TASK TO COMPLETE: Locate the string "Immunisations" in the listing below. Copy every line where it is found.

DATASET RECORDS:

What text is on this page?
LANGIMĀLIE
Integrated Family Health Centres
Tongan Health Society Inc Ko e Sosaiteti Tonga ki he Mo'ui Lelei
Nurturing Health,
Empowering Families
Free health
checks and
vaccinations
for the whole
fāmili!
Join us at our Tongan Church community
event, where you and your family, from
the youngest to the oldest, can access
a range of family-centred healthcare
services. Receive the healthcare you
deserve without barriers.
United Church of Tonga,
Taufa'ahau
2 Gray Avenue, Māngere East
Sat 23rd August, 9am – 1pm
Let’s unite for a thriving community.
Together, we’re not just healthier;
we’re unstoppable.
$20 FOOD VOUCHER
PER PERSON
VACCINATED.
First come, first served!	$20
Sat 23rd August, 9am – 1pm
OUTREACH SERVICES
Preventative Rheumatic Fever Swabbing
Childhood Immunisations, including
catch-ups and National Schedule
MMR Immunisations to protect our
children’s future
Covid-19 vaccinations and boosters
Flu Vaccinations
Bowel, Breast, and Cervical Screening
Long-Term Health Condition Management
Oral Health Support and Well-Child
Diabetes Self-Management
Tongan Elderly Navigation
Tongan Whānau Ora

EXERCISE RESPONSE:
Childhood Immunisations, including
MMR Immunisations to protect our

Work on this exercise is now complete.